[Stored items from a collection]
= Beginning of Section =

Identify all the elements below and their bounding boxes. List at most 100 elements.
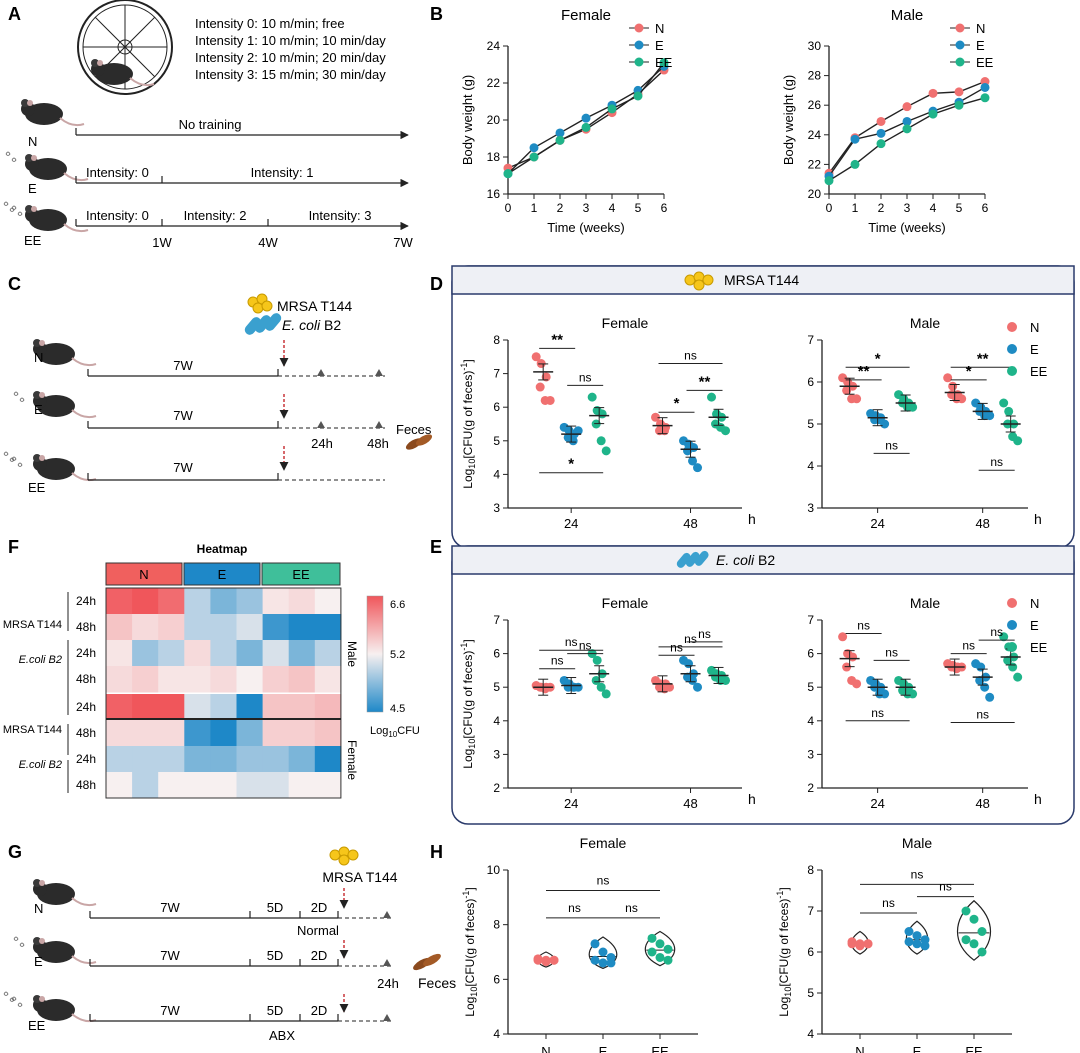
- y-tick-label: 7: [807, 613, 814, 627]
- g-group-e: E: [34, 954, 43, 969]
- heatmap-cell: [236, 588, 264, 615]
- chart-title: Female: [561, 7, 611, 24]
- chart-e-male: Male 2 3 4 5 6 7 24 48 h ns ns ns ns ns ns: [807, 595, 1041, 811]
- point-ee: [961, 906, 971, 916]
- legend-marker-n: [1007, 598, 1017, 608]
- g-group-n: N: [34, 901, 43, 916]
- legend-label-ee: EE: [976, 55, 994, 70]
- y-axis-label: Log10[CFU(g of feces)-1]: [775, 887, 793, 1016]
- point-ee: [1008, 662, 1018, 672]
- point-e: [590, 955, 600, 965]
- point-n: [842, 385, 852, 395]
- heatmap-cell: [314, 588, 342, 615]
- point-ee: [721, 426, 731, 436]
- e-ecoli-icon: [676, 550, 709, 568]
- heatmap-cell: [262, 772, 290, 799]
- sig-label: ns: [551, 654, 564, 668]
- point-e: [684, 659, 694, 669]
- y-axis-label: Body weight (g): [781, 75, 796, 165]
- hm-sex-female: Female: [345, 740, 359, 780]
- c-bacteria-mrsa: MRSA T144: [277, 298, 352, 314]
- hm-legend-title: Log10CFU: [370, 725, 420, 739]
- heatmap-cell: [132, 746, 159, 773]
- heatmap-cell: [236, 666, 264, 693]
- violin-ee: [644, 930, 676, 967]
- heatmap-cell: [132, 588, 159, 615]
- g-5d-n: 5D: [267, 900, 284, 915]
- heatmap-cell: [236, 614, 264, 641]
- point-ee: [601, 446, 611, 456]
- y-tick-label: 5: [493, 434, 500, 448]
- point-e: [904, 937, 914, 947]
- y-tick-label: 6: [493, 647, 500, 661]
- point-n: [535, 382, 545, 392]
- y-tick-label: 3: [493, 501, 500, 515]
- sig-label: ns: [911, 867, 924, 881]
- x-tick-label: 6: [982, 201, 989, 215]
- chart-b-male: Male 20 22 24 26 28 30 0 1 2 3 4 5 6 Time (weeks) Body …: [781, 7, 994, 235]
- point-e: [693, 682, 703, 692]
- legend-marker-e: [955, 40, 965, 50]
- heatmap-row-label: 48h: [76, 620, 96, 634]
- intensity-line-1: Intensity 1: 10 m/min; 10 min/day: [195, 33, 386, 48]
- heatmap-cell: [184, 772, 211, 799]
- point-ee: [928, 109, 938, 119]
- g-5d-e: 5D: [267, 948, 284, 963]
- heatmap-cell: [262, 746, 290, 773]
- legend-marker-e: [634, 40, 644, 50]
- x-tick-label: 1: [852, 201, 859, 215]
- point-e: [980, 82, 990, 92]
- y-axis-label: Log10[CFU(g of feces)-1]: [461, 887, 479, 1016]
- x-tick-label: 4: [930, 201, 937, 215]
- ee-intensity-3: Intensity: 3: [309, 208, 372, 223]
- point-ee: [707, 392, 717, 402]
- y-tick-label: 8: [807, 863, 814, 877]
- point-e: [912, 931, 922, 941]
- point-n: [852, 679, 862, 689]
- heatmap-cell: [184, 640, 211, 667]
- heatmap-cell: [210, 772, 237, 799]
- sig-label: *: [875, 350, 881, 367]
- heatmap-cell: [184, 694, 211, 721]
- point-ee: [850, 159, 860, 169]
- hm-colorbar: [366, 595, 384, 713]
- hm-group-e-label: E: [218, 567, 227, 582]
- y-tick-label: 7: [807, 904, 814, 918]
- y-tick-label: 8: [493, 918, 500, 932]
- y-tick-label: 2: [493, 781, 500, 795]
- heatmap-row-label: 48h: [76, 778, 96, 792]
- heatmap-cell: [158, 666, 185, 693]
- heatmap-cell: [236, 772, 264, 799]
- x-unit-label: h: [1034, 511, 1042, 527]
- heatmap-cell: [314, 614, 342, 641]
- legend-label-e: E: [976, 38, 985, 53]
- panel-letter-c: C: [8, 274, 21, 294]
- x-tick-label: 5: [635, 201, 642, 215]
- y-tick-label: 7: [493, 367, 500, 381]
- panel-letter-a: A: [8, 4, 21, 24]
- point-e: [688, 456, 698, 466]
- hm-sex-male: Male: [345, 641, 359, 667]
- heatmap-cell: [262, 588, 290, 615]
- heatmap-cell: [106, 666, 133, 693]
- heatmap-cell: [210, 746, 237, 773]
- sig-label: ns: [597, 874, 610, 888]
- sig-label: **: [551, 331, 563, 348]
- heatmap-cell: [288, 720, 316, 747]
- heatmap-border: [105, 587, 342, 799]
- heatmap-cell: [314, 746, 342, 773]
- point-e: [985, 411, 995, 421]
- point-ee: [1004, 406, 1014, 416]
- point-e: [581, 113, 591, 123]
- x-tick-label: N: [855, 1044, 864, 1053]
- point-ee: [876, 139, 886, 149]
- c-weeks-ee: 7W: [173, 460, 193, 475]
- y-tick-label: 20: [808, 187, 822, 201]
- y-tick-label: 18: [487, 150, 501, 164]
- y-tick-label: 16: [487, 187, 501, 201]
- chart-d-female: Female 3 4 5 6 7 8 24 48 h Log10[CFU(g of feces)-1…: [459, 315, 756, 531]
- point-e: [529, 143, 539, 153]
- g-group-ee: EE: [28, 1018, 46, 1033]
- g-weeks-n: 7W: [160, 900, 180, 915]
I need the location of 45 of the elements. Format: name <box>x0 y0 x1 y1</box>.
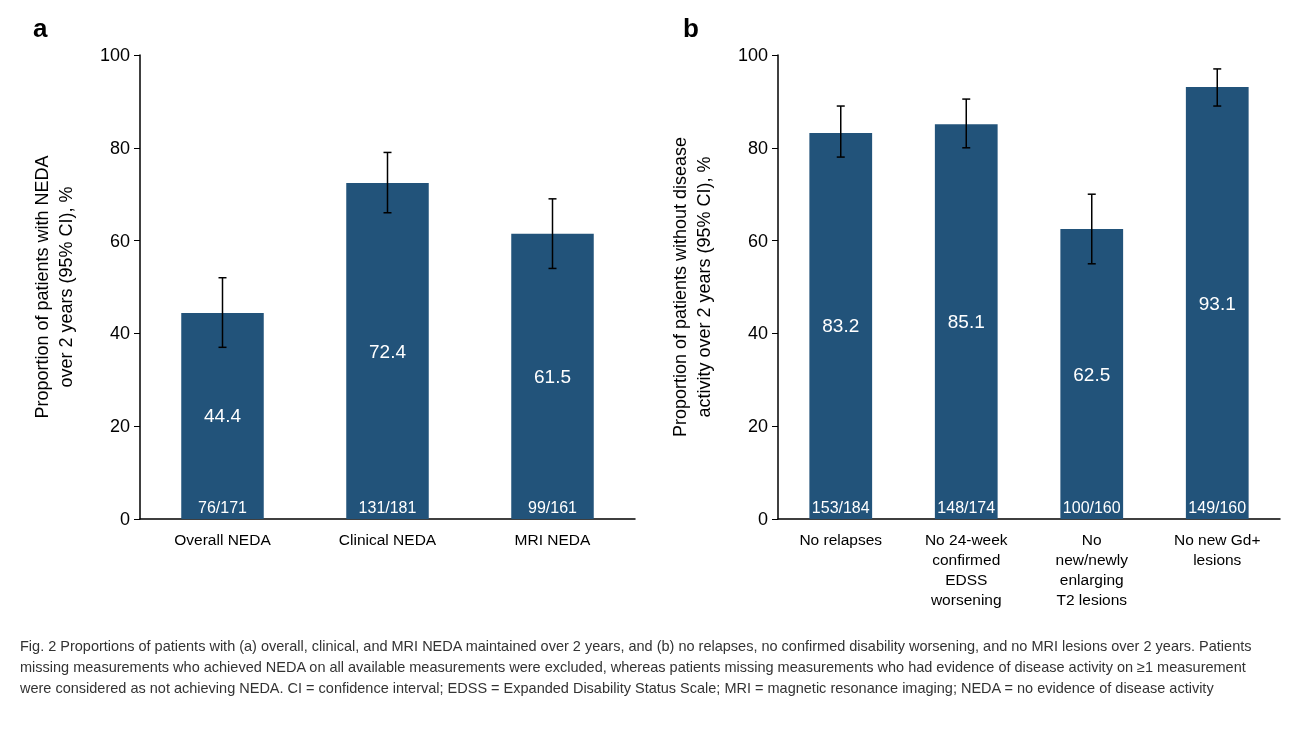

= End of Section =

_REQUIREMENT_
For this exercise, return the data above exactly and leave every picture out.

_RESULT BELOW_
Identify all the elements below and their bounding boxes. List at most 100 elements.
- y-tick-label: 7: [807, 613, 814, 627]
- g-group-e: E: [34, 954, 43, 969]
- heatmap-cell: [236, 588, 264, 615]
- chart-title: Female: [561, 7, 611, 24]
- chart-e-male: Male 2 3 4 5 6 7 24 48 h ns ns ns ns ns ns: [807, 595, 1041, 811]
- point-ee: [961, 906, 971, 916]
- legend-marker-n: [1007, 598, 1017, 608]
- g-group-n: N: [34, 901, 43, 916]
- legend-label-ee: EE: [976, 55, 994, 70]
- y-axis-label: Log10[CFU(g of feces)-1]: [775, 887, 793, 1016]
- point-ee: [1008, 662, 1018, 672]
- point-e: [590, 955, 600, 965]
- point-n: [842, 385, 852, 395]
- heatmap-cell: [314, 588, 342, 615]
- point-ee: [721, 426, 731, 436]
- e-ecoli-icon: [676, 550, 709, 568]
- heatmap-cell: [262, 772, 290, 799]
- sig-label: ns: [551, 654, 564, 668]
- point-e: [684, 659, 694, 669]
- y-axis-label: Body weight (g): [781, 75, 796, 165]
- hm-sex-female: Female: [345, 740, 359, 780]
- c-bacteria-mrsa: MRSA T144: [277, 298, 352, 314]
- hm-legend-title: Log10CFU: [370, 725, 420, 739]
- heatmap-cell: [132, 746, 159, 773]
- heatmap-cell: [236, 666, 264, 693]
- violin-ee: [644, 930, 676, 967]
- heatmap-cell: [132, 588, 159, 615]
- g-5d-n: 5D: [267, 900, 284, 915]
- heatmap-cell: [236, 614, 264, 641]
- point-ee: [601, 446, 611, 456]
- y-tick-label: 5: [493, 434, 500, 448]
- point-e: [904, 937, 914, 947]
- y-tick-label: 6: [493, 647, 500, 661]
- point-n: [535, 382, 545, 392]
- y-tick-label: 3: [493, 501, 500, 515]
- sig-label: ns: [911, 867, 924, 881]
- x-tick-label: 6: [982, 201, 989, 215]
- chart-b-male: Male 20 22 24 26 28 30 0 1 2 3 4 5 6 Time (weeks) Body …: [781, 7, 994, 235]
- point-e: [693, 682, 703, 692]
- legend-marker-e: [955, 40, 965, 50]
- heatmap-row-label: 48h: [76, 620, 96, 634]
- intensity-line-1: Intensity 1: 10 m/min; 10 min/day: [195, 33, 386, 48]
- heatmap-cell: [184, 772, 211, 799]
- point-ee: [928, 109, 938, 119]
- g-5d-e: 5D: [267, 948, 284, 963]
- heatmap-cell: [262, 746, 290, 773]
- legend-marker-e: [634, 40, 644, 50]
- x-tick-label: 1: [852, 201, 859, 215]
- point-e: [980, 82, 990, 92]
- y-axis-label: Log10[CFU(g of feces)-1]: [461, 887, 479, 1016]
- x-tick-label: 4: [930, 201, 937, 215]
- ee-intensity-3: Intensity: 3: [309, 208, 372, 223]
- point-ee: [707, 392, 717, 402]
- y-tick-label: 8: [807, 863, 814, 877]
- point-e: [912, 931, 922, 941]
- point-n: [852, 679, 862, 689]
- heatmap-cell: [184, 640, 211, 667]
- heatmap-cell: [210, 772, 237, 799]
- sig-label: *: [875, 350, 881, 367]
- heatmap-cell: [184, 694, 211, 721]
- point-ee: [850, 159, 860, 169]
- hm-colorbar: [366, 595, 384, 713]
- hm-group-e-label: E: [218, 567, 227, 582]
- y-tick-label: 7: [807, 904, 814, 918]
- y-tick-label: 8: [493, 918, 500, 932]
- y-tick-label: 2: [493, 781, 500, 795]
- heatmap-row-label: 48h: [76, 778, 96, 792]
- heatmap-cell: [158, 666, 185, 693]
- heatmap-cell: [236, 772, 264, 799]
- x-unit-label: h: [1034, 511, 1042, 527]
- heatmap-cell: [314, 614, 342, 641]
- legend-label-e: E: [976, 38, 985, 53]
- panel-letter-c: C: [8, 274, 21, 294]
- x-tick-label: 5: [635, 201, 642, 215]
- y-tick-label: 7: [493, 367, 500, 381]
- panel-letter-a: A: [8, 4, 21, 24]
- point-e: [688, 456, 698, 466]
- hm-sex-male: Male: [345, 641, 359, 667]
- heatmap-cell: [262, 588, 290, 615]
- heatmap-cell: [106, 666, 133, 693]
- heatmap-cell: [210, 746, 237, 773]
- sig-label: ns: [597, 874, 610, 888]
- sig-label: **: [551, 331, 563, 348]
- heatmap-cell: [288, 720, 316, 747]
- heatmap-border: [105, 587, 342, 799]
- heatmap-cell: [314, 746, 342, 773]
- point-e: [985, 411, 995, 421]
- point-ee: [1004, 406, 1014, 416]
- point-e: [581, 113, 591, 123]
- x-tick-label: N: [855, 1044, 864, 1053]
- point-ee: [876, 139, 886, 149]
- c-weeks-ee: 7W: [173, 460, 193, 475]
- y-tick-label: 20: [808, 187, 822, 201]
- y-tick-label: 18: [487, 150, 501, 164]
- y-tick-label: 16: [487, 187, 501, 201]
- chart-d-female: Female 3 4 5 6 7 8 24 48 h Log10[CFU(g of feces)-1…: [459, 315, 756, 531]
- point-e: [529, 143, 539, 153]
- g-group-ee: EE: [28, 1018, 46, 1033]
- g-weeks-n: 7W: [160, 900, 180, 915]
I need the location of 45 of the elements. Format: name <box>x0 y0 x1 y1</box>.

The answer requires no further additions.